### TASK INPUTS
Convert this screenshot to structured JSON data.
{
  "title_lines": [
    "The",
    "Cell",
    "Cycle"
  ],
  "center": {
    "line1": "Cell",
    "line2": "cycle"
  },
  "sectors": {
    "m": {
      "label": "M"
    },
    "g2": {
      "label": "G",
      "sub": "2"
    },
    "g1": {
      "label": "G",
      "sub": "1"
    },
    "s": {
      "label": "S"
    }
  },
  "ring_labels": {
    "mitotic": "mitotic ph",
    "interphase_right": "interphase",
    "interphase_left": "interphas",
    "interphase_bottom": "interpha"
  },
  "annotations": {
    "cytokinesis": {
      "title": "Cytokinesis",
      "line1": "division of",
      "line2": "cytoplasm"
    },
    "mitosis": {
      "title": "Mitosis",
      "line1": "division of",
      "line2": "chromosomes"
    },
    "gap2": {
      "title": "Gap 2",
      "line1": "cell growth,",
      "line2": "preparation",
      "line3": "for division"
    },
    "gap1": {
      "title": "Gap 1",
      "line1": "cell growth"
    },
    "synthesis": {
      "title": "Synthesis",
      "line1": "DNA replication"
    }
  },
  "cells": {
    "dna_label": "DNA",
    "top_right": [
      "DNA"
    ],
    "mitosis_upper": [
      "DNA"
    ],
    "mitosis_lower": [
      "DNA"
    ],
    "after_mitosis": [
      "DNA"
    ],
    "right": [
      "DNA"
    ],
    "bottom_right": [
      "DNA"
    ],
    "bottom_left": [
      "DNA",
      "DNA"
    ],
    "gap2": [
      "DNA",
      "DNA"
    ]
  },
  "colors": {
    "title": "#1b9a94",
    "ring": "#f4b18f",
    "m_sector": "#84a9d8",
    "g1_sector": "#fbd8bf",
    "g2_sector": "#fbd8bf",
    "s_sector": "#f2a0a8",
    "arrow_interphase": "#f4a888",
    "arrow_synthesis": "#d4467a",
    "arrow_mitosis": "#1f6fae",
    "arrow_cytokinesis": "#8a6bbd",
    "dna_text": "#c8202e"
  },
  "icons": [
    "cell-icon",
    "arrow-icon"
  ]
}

### PROMPT
Your task is to print all of the records exactly.

### EXPECTED ANSWER
Convert this screenshot to structured JSON data.
{
  "title_lines": [
    "The",
    "Cell",
    "Cycle"
  ],
  "center": {
    "line1": "Cell",
    "line2": "cycle"
  },
  "sectors": {
    "m": {
      "label": "M"
    },
    "g2": {
      "label": "G",
      "sub": "2"
    },
    "g1": {
      "label": "G",
      "sub": "1"
    },
    "s": {
      "label": "S"
    }
  },
  "ring_labels": {
    "mitotic": "mitotic ph",
    "interphase_right": "interphase",
    "interphase_left": "interphas",
    "interphase_bottom": "interpha"
  },
  "annotations": {
    "cytokinesis": {
      "title": "Cytokinesis",
      "line1": "division of",
      "line2": "cytoplasm"
    },
    "mitosis": {
      "title": "Mitosis",
      "line1": "division of",
      "line2": "chromosomes"
    },
    "gap2": {
      "title": "Gap 2",
      "line1": "cell growth,",
      "line2": "preparation",
      "line3": "for division"
    },
    "gap1": {
      "title": "Gap 1",
      "line1": "cell growth"
    },
    "synthesis": {
      "title": "Synthesis",
      "line1": "DNA replication"
    }
  },
  "cells": {
    "dna_label": "DNA",
    "top_right": [
      "DNA"
    ],
    "mitosis_upper": [
      "DNA"
    ],
    "mitosis_lower": [
      "DNA"
    ],
    "after_mitosis": [
      "DNA"
    ],
    "right": [
      "DNA"
    ],
    "bottom_right": [
      "DNA"
    ],
    "bottom_left": [
      "DNA",
      "DNA"
    ],
    "gap2": [
      "DNA",
      "DNA"
    ]
  },
  "colors": {
    "title": "#1b9a94",
    "ring": "#f4b18f",
    "m_sector": "#84a9d8",
    "g1_sector": "#fbd8bf",
    "g2_sector": "#fbd8bf",
    "s_sector": "#f2a0a8",
    "arrow_interphase": "#f4a888",
    "arrow_synthesis": "#d4467a",
    "arrow_mitosis": "#1f6fae",
    "arrow_cytokinesis": "#8a6bbd",
    "dna_text": "#c8202e"
  },
  "icons": [
    "cell-icon",
    "arrow-icon"
  ]
}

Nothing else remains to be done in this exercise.